To do:
Take the line containing "Parse this screenshot: output" and all lines after it to the end of the records, and output them exactly.

Dataset records:
--- begin ---

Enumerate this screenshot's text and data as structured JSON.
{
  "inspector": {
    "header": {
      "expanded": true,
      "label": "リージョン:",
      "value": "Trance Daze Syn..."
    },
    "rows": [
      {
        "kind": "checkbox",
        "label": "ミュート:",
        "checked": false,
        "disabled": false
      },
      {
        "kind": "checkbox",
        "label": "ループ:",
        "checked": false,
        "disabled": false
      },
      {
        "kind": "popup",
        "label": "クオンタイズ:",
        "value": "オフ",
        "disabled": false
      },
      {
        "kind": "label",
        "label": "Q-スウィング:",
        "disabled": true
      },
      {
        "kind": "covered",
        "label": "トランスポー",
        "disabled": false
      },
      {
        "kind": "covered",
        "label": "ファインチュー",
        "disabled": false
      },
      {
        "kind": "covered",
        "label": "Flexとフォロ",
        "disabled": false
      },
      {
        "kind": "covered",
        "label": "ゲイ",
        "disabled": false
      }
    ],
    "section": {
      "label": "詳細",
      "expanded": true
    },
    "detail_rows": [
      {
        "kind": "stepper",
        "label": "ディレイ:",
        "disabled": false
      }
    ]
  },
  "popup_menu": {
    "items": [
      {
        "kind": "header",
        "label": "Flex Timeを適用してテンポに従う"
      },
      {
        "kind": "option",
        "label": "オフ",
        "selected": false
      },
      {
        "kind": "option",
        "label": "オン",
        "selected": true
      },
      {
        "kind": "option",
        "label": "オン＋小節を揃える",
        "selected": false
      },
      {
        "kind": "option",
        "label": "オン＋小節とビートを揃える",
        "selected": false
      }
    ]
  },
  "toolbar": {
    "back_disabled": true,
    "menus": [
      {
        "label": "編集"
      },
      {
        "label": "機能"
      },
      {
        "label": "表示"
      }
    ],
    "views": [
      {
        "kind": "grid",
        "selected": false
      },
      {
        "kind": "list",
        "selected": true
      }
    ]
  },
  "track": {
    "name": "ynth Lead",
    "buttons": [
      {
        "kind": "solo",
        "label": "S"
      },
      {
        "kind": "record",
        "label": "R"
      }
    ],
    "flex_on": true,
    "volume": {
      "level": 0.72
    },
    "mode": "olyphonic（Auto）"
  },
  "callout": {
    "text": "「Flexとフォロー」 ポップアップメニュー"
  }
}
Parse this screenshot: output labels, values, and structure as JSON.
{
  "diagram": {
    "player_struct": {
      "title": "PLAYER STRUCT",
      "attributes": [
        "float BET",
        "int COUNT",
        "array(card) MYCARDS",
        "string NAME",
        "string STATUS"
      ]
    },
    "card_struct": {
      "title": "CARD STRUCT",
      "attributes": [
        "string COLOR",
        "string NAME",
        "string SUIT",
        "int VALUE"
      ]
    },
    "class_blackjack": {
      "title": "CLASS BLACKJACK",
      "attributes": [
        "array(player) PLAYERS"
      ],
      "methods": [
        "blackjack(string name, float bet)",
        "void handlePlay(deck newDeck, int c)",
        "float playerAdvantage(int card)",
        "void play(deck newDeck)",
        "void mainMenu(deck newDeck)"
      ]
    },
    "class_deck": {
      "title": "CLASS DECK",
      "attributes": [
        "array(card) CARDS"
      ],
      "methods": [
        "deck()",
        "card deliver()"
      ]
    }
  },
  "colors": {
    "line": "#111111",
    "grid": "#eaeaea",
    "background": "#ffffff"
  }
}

--- end ---

Complete answer:
Parse this screenshot: output labels, values, and structure as JSON.
{
  "diagram": {
    "player_struct": {
      "title": "PLAYER STRUCT",
      "attributes": [
        "float BET",
        "int COUNT",
        "array(card) MYCARDS",
        "string NAME",
        "string STATUS"
      ]
    },
    "card_struct": {
      "title": "CARD STRUCT",
      "attributes": [
        "string COLOR",
        "string NAME",
        "string SUIT",
        "int VALUE"
      ]
    },
    "class_blackjack": {
      "title": "CLASS BLACKJACK",
      "attributes": [
        "array(player) PLAYERS"
      ],
      "methods": [
        "blackjack(string name, float bet)",
        "void handlePlay(deck newDeck, int c)",
        "float playerAdvantage(int card)",
        "void play(deck newDeck)",
        "void mainMenu(deck newDeck)"
      ]
    },
    "class_deck": {
      "title": "CLASS DECK",
      "attributes": [
        "array(card) CARDS"
      ],
      "methods": [
        "deck()",
        "card deliver()"
      ]
    }
  },
  "colors": {
    "line": "#111111",
    "grid": "#eaeaea",
    "background": "#ffffff"
  }
}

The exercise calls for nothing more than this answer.